§ **JOB**
Repeat the material exactly as it appears.
--- Start of STORED DATA ---
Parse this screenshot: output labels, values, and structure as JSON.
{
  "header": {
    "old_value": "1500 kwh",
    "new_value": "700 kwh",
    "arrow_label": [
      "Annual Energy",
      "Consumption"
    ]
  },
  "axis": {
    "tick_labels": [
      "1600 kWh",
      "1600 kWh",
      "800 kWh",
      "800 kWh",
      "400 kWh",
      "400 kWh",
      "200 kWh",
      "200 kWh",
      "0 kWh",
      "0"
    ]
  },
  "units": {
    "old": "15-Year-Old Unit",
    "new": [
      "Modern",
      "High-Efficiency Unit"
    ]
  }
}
--- End of STORED DATA ---
§ **COMPLETE RESPONSE**
Parse this screenshot: output labels, values, and structure as JSON.
{
  "header": {
    "old_value": "1500 kwh",
    "new_value": "700 kwh",
    "arrow_label": [
      "Annual Energy",
      "Consumption"
    ]
  },
  "axis": {
    "tick_labels": [
      "1600 kWh",
      "1600 kWh",
      "800 kWh",
      "800 kWh",
      "400 kWh",
      "400 kWh",
      "200 kWh",
      "200 kWh",
      "0 kWh",
      "0"
    ]
  },
  "units": {
    "old": "15-Year-Old Unit",
    "new": [
      "Modern",
      "High-Efficiency Unit"
    ]
  }
}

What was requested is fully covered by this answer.